- _Stated exercise_
Find each line in the entries below that contains the word "this", and copy those lines.

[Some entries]
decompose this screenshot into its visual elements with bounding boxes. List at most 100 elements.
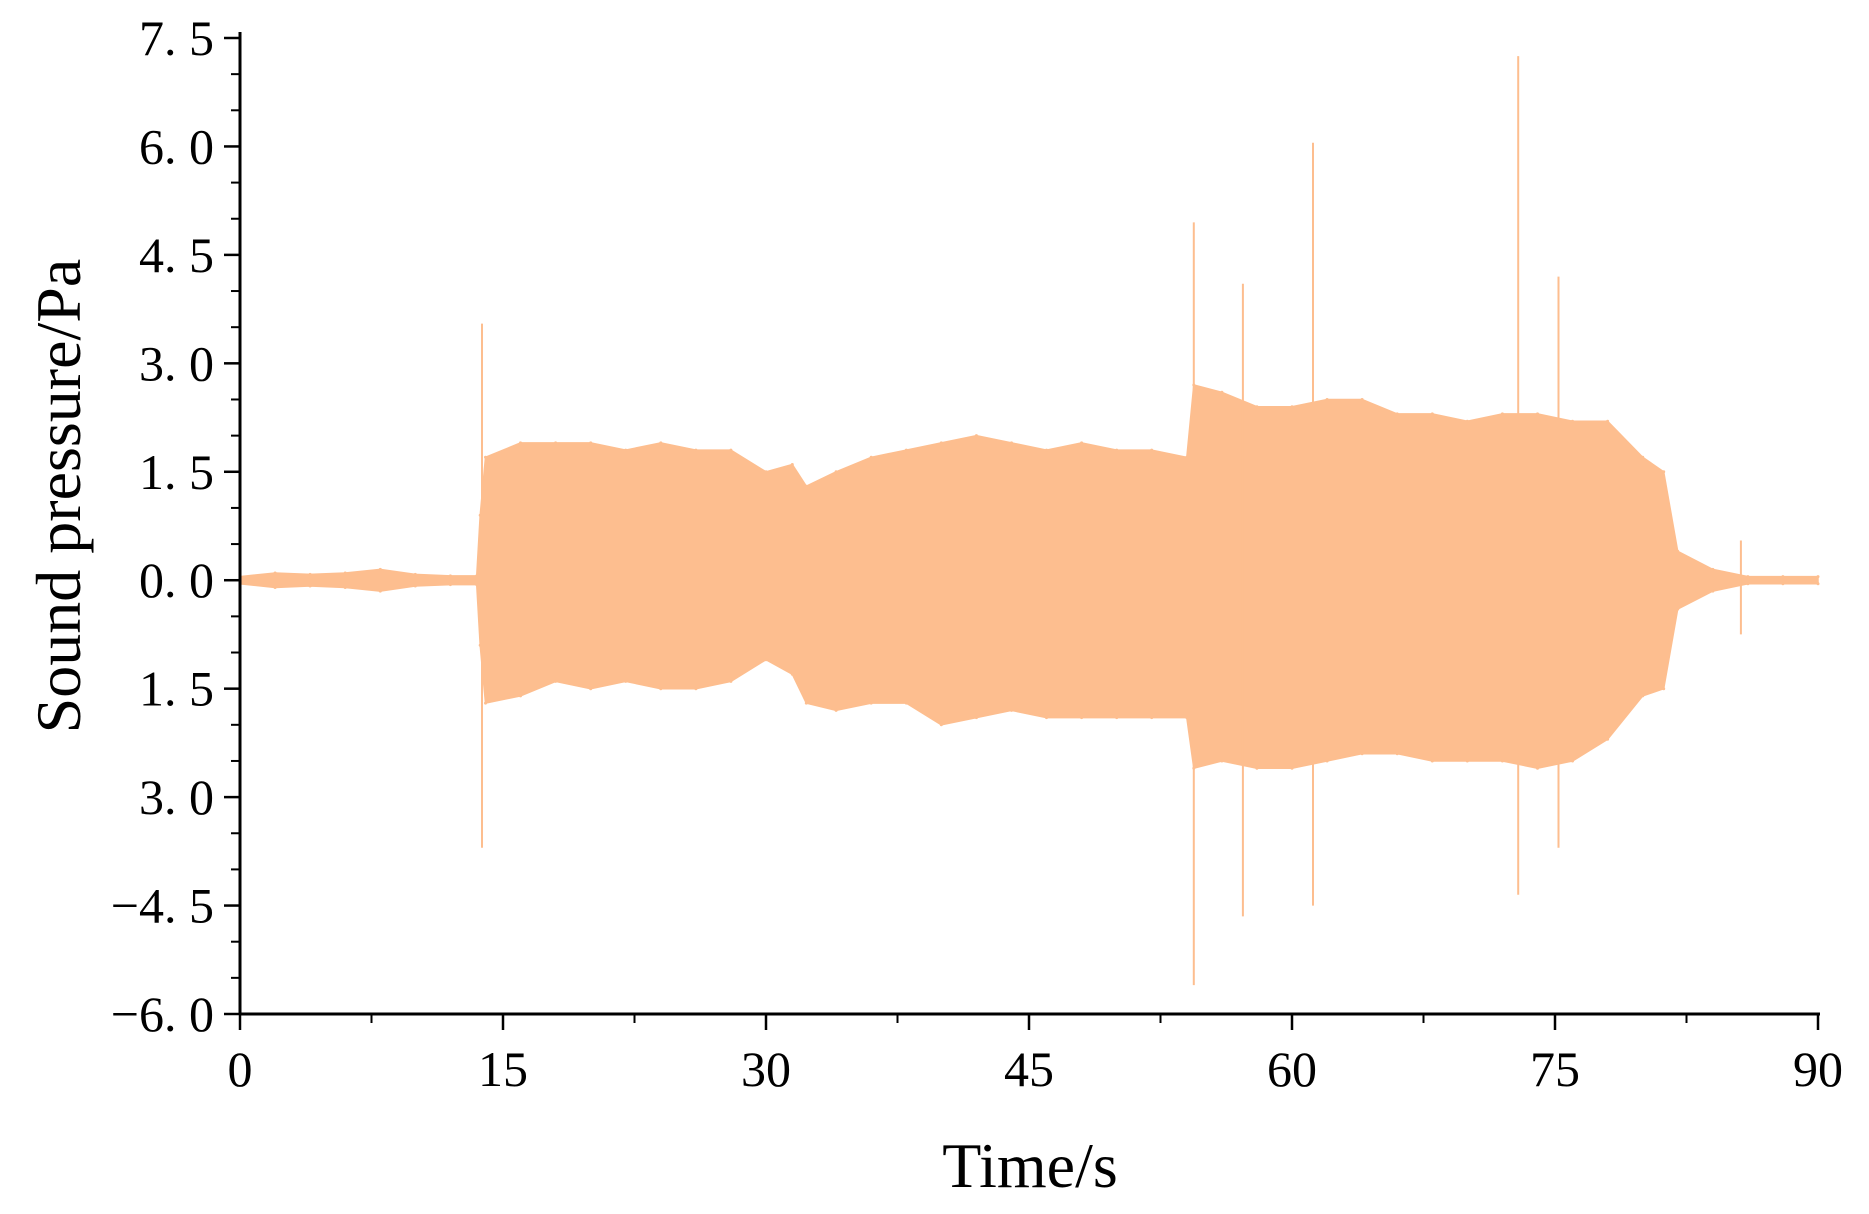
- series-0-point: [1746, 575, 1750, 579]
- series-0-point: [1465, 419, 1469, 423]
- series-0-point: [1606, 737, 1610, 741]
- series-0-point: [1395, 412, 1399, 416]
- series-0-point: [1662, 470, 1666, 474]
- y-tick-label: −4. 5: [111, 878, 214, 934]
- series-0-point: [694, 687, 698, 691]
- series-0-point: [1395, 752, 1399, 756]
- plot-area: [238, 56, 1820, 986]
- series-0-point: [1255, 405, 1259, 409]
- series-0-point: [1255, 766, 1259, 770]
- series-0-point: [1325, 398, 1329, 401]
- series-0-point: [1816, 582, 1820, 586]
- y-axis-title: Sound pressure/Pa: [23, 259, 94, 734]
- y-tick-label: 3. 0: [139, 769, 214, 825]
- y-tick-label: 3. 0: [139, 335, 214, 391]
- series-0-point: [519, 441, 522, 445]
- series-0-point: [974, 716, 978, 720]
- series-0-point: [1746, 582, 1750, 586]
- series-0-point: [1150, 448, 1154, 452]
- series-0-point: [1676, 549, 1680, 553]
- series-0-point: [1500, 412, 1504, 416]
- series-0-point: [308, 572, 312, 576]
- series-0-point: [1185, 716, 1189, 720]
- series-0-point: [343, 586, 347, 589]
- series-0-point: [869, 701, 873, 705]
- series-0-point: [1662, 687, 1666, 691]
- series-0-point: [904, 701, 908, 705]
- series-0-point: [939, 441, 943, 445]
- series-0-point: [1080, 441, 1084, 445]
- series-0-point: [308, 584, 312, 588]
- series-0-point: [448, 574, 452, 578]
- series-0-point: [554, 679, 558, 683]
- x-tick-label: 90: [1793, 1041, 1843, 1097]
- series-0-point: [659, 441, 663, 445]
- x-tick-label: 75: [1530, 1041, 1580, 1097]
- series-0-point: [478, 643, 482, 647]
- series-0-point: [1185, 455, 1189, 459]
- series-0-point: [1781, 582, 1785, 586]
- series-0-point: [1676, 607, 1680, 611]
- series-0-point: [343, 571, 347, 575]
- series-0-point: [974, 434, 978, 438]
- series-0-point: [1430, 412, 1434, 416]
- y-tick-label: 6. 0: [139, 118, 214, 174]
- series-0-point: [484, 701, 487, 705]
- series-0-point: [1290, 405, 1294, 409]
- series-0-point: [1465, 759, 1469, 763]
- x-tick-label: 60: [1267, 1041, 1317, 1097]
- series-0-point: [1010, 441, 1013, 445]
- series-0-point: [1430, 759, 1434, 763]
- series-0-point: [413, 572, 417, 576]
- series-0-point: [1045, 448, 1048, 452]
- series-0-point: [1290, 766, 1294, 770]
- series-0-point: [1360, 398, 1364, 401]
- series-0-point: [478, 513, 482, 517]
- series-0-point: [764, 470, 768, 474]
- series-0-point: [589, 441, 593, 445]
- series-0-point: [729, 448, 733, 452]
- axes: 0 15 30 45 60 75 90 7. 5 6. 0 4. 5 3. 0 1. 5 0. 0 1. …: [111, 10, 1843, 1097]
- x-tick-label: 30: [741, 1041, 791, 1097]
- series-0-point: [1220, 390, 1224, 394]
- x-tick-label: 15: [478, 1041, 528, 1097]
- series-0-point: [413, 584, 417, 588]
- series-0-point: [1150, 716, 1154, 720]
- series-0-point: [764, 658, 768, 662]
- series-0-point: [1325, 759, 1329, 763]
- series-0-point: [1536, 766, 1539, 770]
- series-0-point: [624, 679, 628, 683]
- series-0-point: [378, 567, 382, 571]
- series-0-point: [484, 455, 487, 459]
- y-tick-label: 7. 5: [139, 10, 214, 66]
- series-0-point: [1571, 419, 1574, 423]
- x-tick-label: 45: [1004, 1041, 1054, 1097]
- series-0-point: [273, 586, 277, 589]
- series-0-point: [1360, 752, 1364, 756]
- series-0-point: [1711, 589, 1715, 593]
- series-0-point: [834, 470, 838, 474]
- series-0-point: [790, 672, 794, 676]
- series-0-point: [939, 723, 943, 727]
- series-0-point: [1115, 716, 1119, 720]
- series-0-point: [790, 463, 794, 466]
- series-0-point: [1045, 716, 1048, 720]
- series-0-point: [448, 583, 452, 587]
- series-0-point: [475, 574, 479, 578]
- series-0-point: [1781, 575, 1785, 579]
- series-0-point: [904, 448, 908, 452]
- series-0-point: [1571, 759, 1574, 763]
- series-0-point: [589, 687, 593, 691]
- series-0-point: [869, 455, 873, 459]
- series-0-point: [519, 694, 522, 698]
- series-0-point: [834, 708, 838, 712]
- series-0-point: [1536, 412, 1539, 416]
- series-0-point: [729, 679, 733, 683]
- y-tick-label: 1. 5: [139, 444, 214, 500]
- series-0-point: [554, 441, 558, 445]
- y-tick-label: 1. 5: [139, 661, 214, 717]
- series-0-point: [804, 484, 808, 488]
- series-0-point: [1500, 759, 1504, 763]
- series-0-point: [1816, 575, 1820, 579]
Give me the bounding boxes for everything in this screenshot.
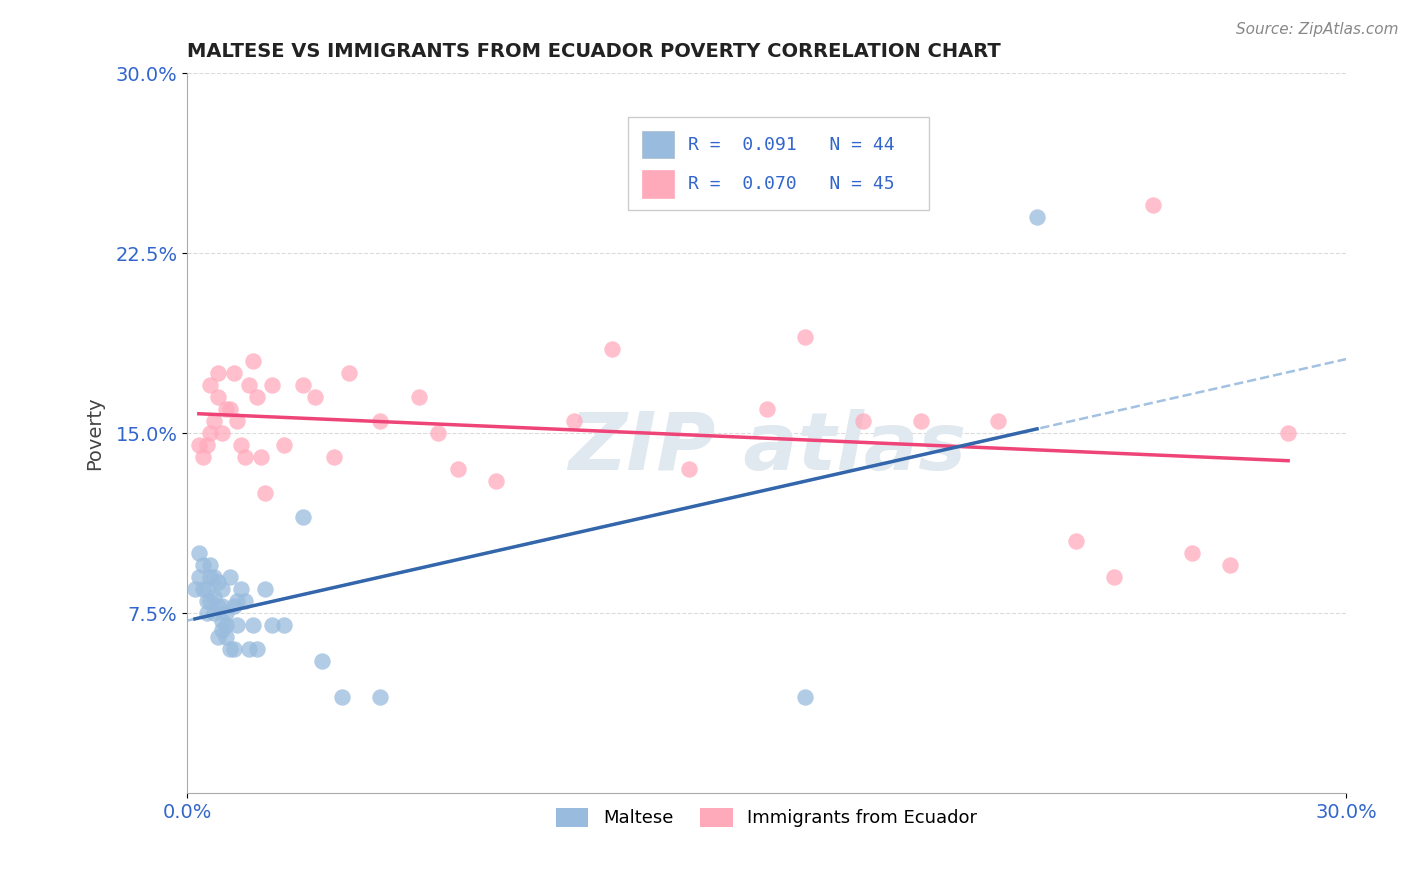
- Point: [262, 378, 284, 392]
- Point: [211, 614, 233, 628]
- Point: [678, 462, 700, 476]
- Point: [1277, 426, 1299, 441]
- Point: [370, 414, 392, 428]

- _In response_
decompose this screenshot into its visual elements with bounding boxes. List at most 100 elements.
Give me the bounding boxes for everything in this screenshot.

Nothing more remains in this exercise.